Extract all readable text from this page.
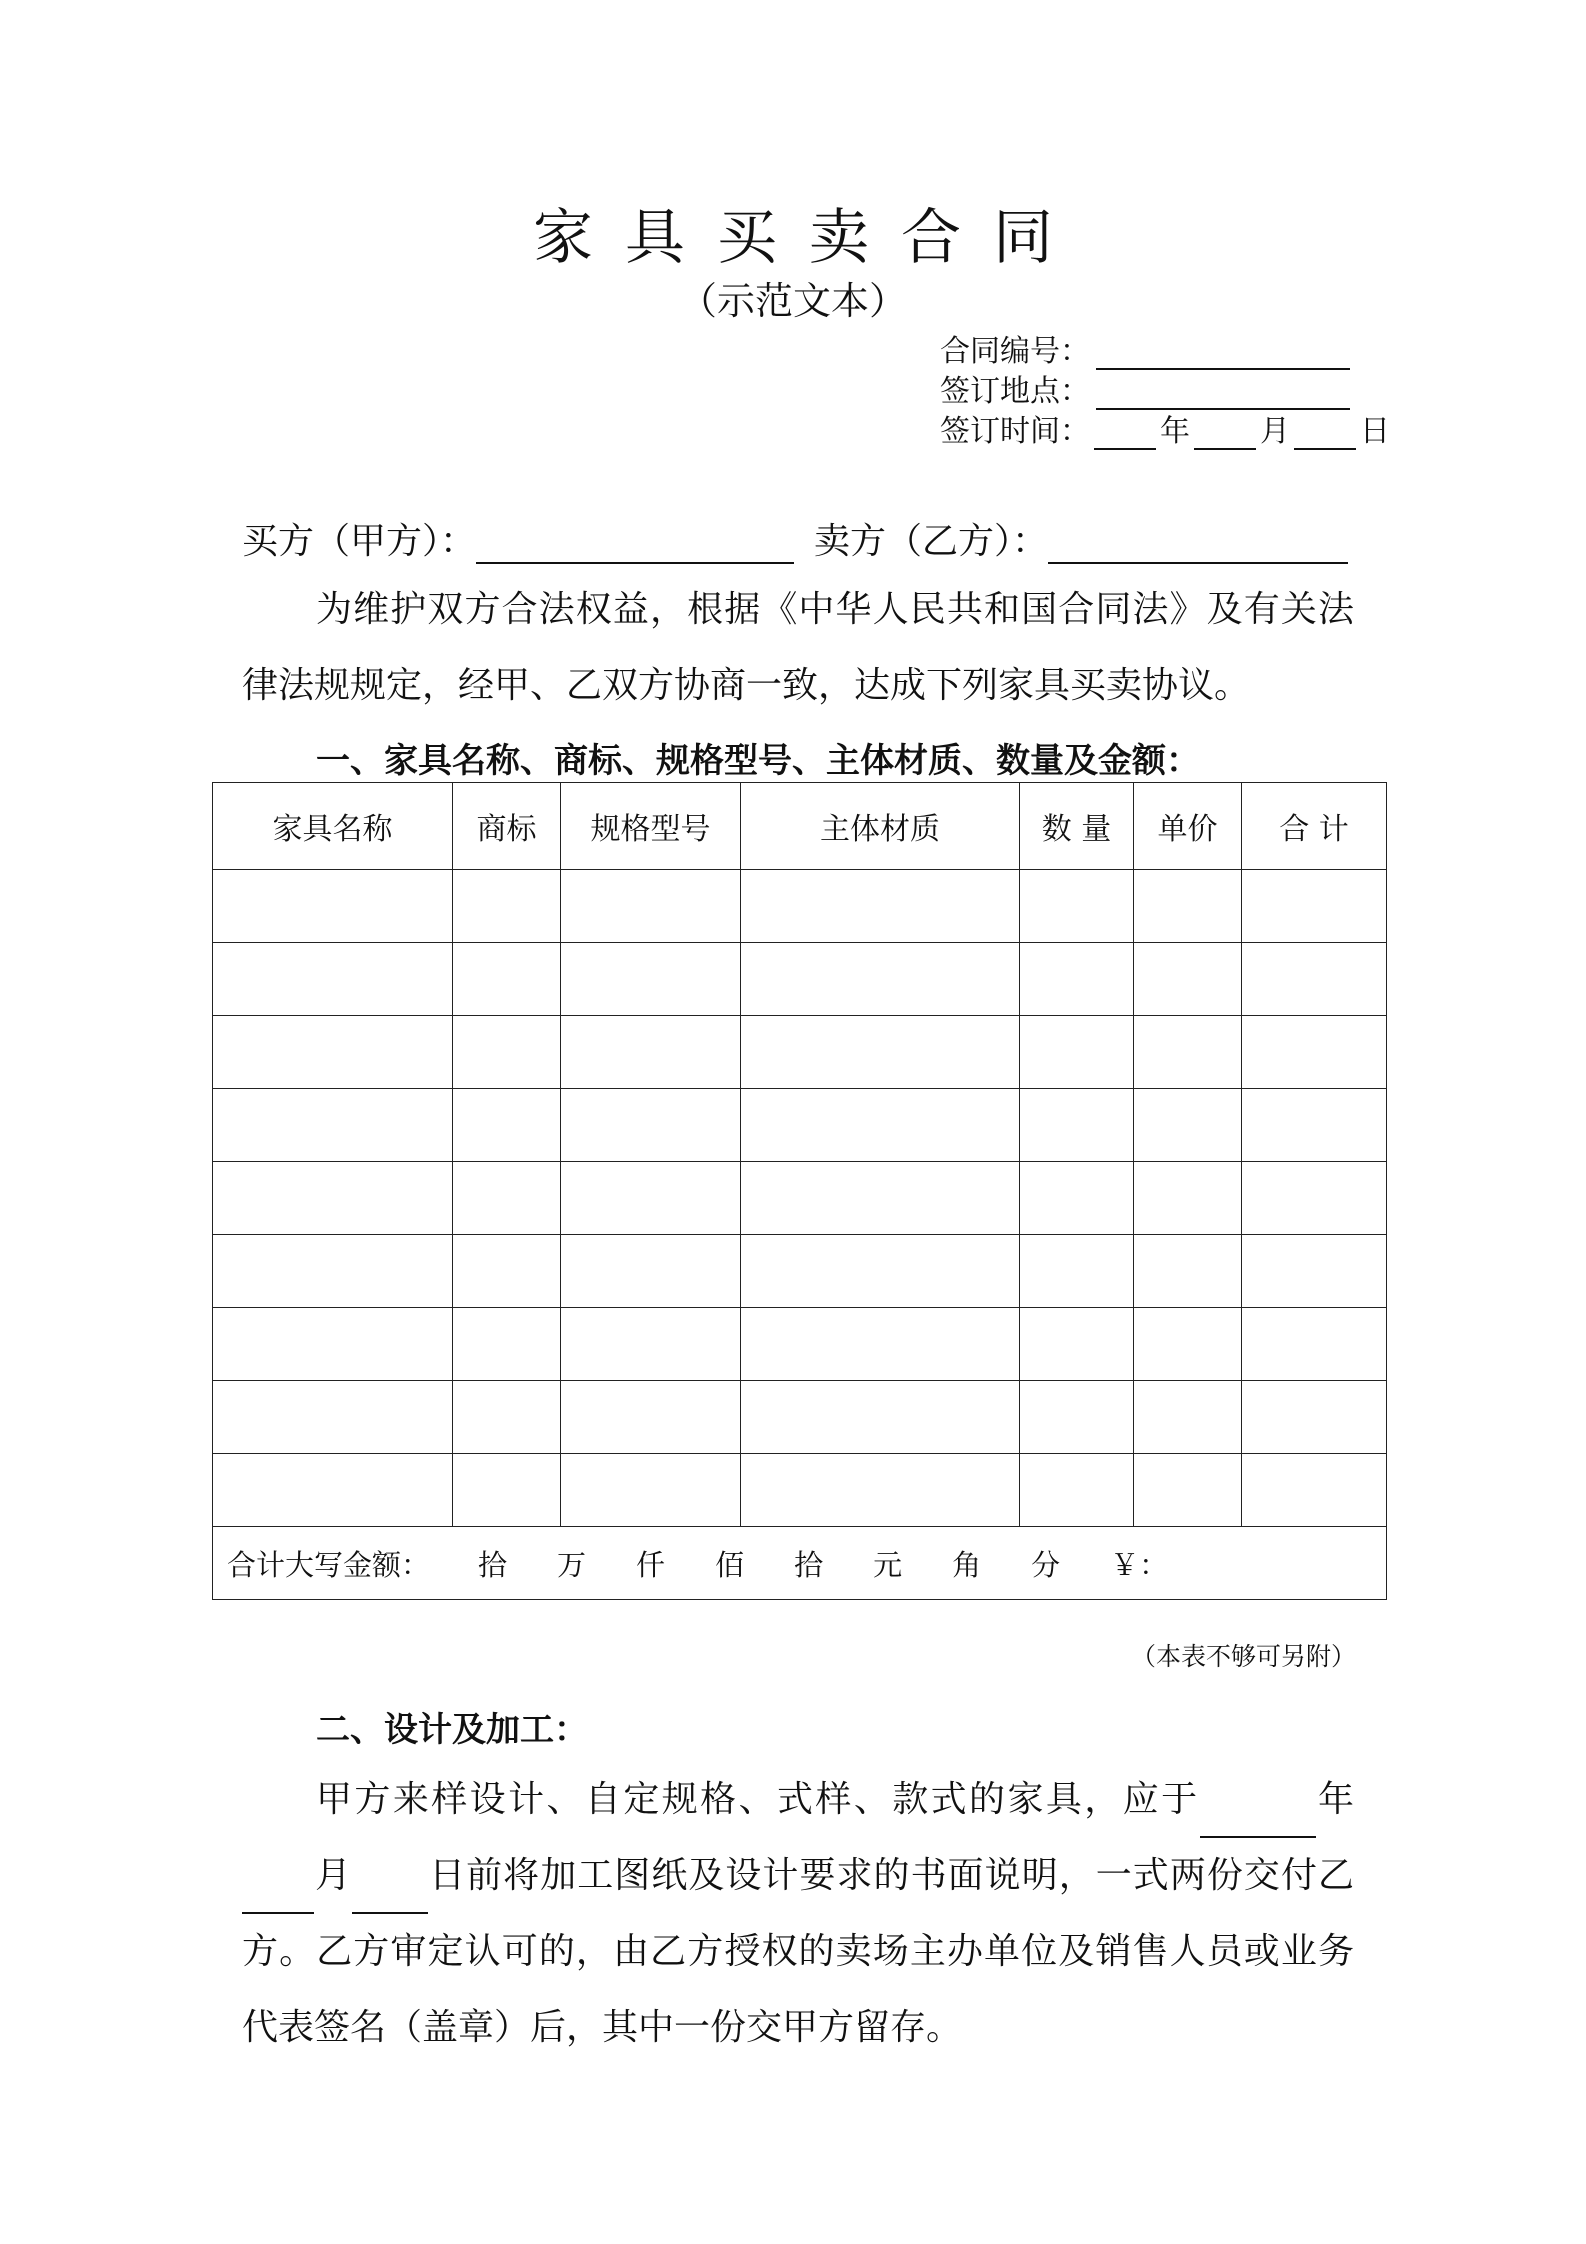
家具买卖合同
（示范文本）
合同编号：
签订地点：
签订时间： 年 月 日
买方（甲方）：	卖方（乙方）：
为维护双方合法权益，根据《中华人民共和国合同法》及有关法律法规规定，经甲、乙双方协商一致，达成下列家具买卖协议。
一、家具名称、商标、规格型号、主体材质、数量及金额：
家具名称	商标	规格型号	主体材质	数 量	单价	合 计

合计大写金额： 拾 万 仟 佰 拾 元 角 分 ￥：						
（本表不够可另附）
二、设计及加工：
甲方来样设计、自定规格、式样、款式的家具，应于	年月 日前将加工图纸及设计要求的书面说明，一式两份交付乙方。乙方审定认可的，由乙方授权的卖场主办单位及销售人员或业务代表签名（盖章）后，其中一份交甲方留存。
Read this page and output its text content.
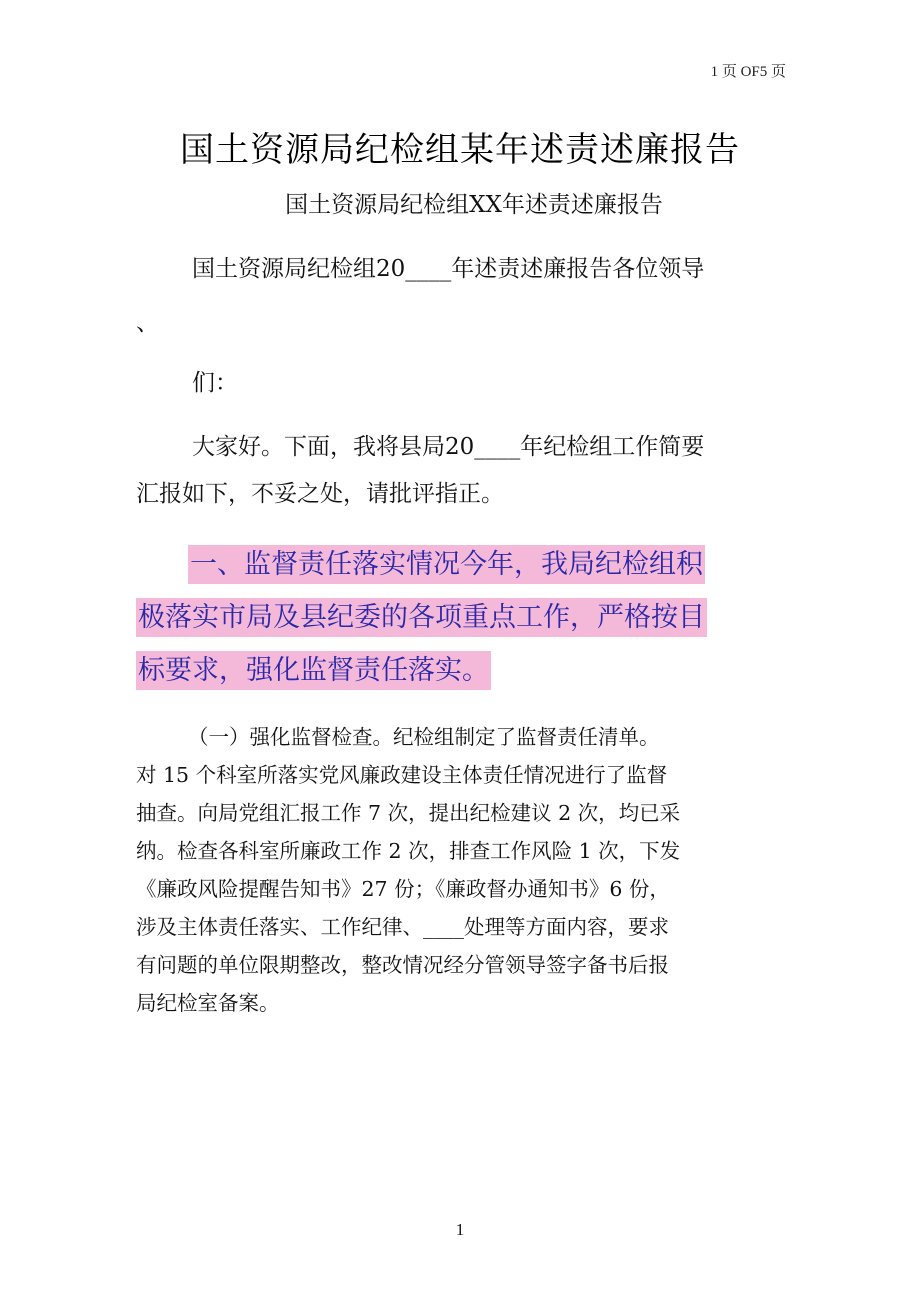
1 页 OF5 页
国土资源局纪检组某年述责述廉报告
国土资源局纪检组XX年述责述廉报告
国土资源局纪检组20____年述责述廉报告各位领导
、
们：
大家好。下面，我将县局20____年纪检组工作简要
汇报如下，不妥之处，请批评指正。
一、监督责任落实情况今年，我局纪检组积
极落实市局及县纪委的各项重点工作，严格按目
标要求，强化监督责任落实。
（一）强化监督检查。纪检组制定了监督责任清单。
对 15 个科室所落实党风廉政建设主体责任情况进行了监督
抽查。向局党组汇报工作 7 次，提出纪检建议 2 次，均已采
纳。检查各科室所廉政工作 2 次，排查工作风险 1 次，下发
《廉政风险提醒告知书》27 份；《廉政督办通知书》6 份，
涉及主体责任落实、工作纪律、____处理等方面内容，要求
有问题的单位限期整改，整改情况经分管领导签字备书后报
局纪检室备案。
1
....
_TO DO_. Gather all lines where the word "家具名称" appears.

_EXPECTED ANSWER_.
一、家具名称、商标、规格型号、主体材质、数量及金额：
家具名称	商标	规格型号	主体材质	数 量	单价	合 计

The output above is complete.